# Start of INPUT

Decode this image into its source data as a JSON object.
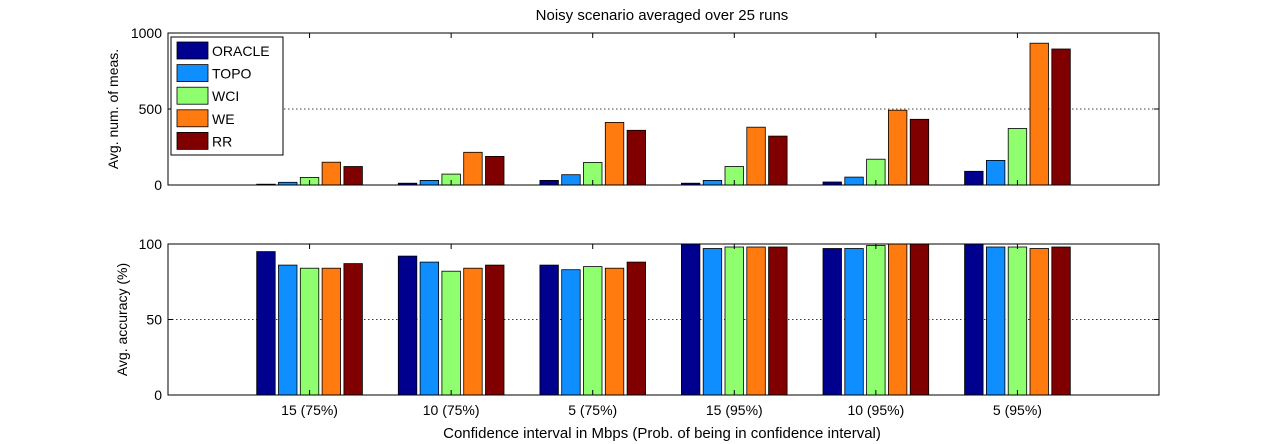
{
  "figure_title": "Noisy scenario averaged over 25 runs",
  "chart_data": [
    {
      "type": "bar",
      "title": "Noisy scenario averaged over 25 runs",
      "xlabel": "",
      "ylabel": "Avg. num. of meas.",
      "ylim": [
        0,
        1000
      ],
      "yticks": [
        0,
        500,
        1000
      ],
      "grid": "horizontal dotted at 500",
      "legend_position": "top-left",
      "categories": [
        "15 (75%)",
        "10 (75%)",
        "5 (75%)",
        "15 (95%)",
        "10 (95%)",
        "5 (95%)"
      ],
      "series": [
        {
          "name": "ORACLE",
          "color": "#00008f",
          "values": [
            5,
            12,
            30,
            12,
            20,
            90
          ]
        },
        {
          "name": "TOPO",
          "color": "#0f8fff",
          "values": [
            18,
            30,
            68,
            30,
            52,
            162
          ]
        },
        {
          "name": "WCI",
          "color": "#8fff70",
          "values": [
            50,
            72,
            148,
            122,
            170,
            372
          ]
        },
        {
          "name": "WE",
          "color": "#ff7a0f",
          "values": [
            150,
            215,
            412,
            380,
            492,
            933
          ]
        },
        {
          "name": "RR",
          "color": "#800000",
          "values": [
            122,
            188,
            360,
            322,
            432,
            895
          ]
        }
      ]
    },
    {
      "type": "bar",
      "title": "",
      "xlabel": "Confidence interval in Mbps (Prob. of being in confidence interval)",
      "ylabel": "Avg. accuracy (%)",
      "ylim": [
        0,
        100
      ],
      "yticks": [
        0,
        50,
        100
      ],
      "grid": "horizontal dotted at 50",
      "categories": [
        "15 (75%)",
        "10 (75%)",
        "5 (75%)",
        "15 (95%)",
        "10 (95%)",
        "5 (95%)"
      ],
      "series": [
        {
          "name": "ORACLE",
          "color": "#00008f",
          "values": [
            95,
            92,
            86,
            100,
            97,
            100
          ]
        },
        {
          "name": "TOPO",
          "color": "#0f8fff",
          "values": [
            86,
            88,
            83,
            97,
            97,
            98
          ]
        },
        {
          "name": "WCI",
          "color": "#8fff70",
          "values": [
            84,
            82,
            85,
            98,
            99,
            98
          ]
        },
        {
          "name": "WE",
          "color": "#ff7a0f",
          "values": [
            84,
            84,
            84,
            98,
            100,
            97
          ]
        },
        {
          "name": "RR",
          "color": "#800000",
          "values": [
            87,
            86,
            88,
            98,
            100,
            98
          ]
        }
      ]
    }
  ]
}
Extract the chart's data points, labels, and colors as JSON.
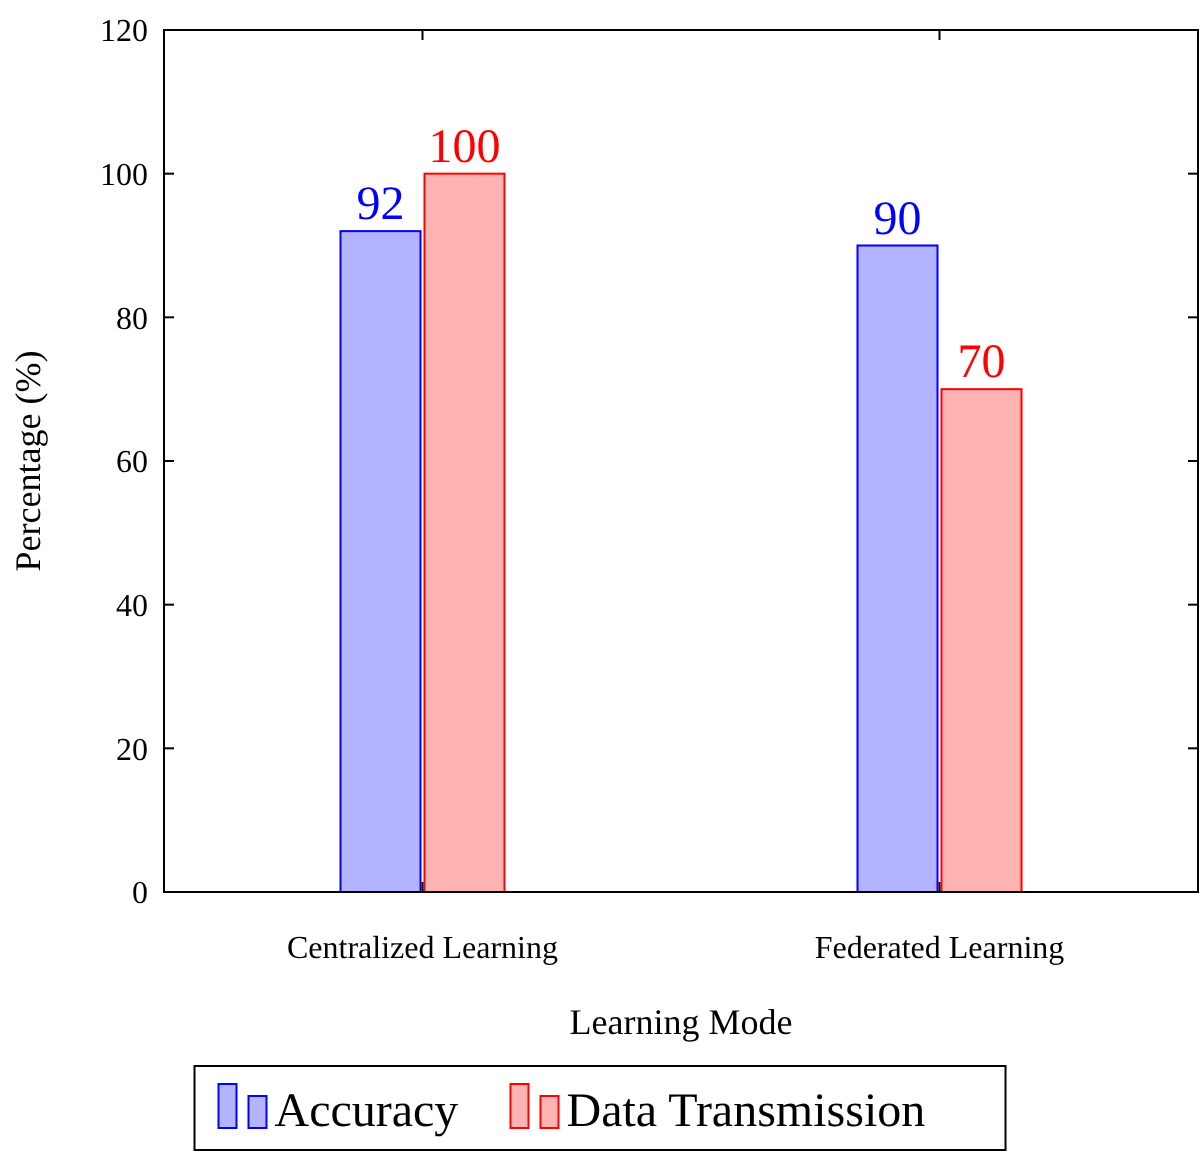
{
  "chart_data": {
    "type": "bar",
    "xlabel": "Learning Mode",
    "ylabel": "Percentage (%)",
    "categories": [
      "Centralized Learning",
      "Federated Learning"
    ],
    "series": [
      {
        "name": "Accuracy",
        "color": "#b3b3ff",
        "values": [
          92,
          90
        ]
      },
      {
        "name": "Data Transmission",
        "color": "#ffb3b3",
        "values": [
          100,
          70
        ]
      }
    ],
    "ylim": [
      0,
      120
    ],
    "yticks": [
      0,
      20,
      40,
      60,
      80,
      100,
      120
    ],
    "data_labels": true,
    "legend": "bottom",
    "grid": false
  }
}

# End of INPUT

What is the number of lines in the records above that include the word "runs"? Reply with that number and nothing more.

- **FINISHED EXERCISE**: 2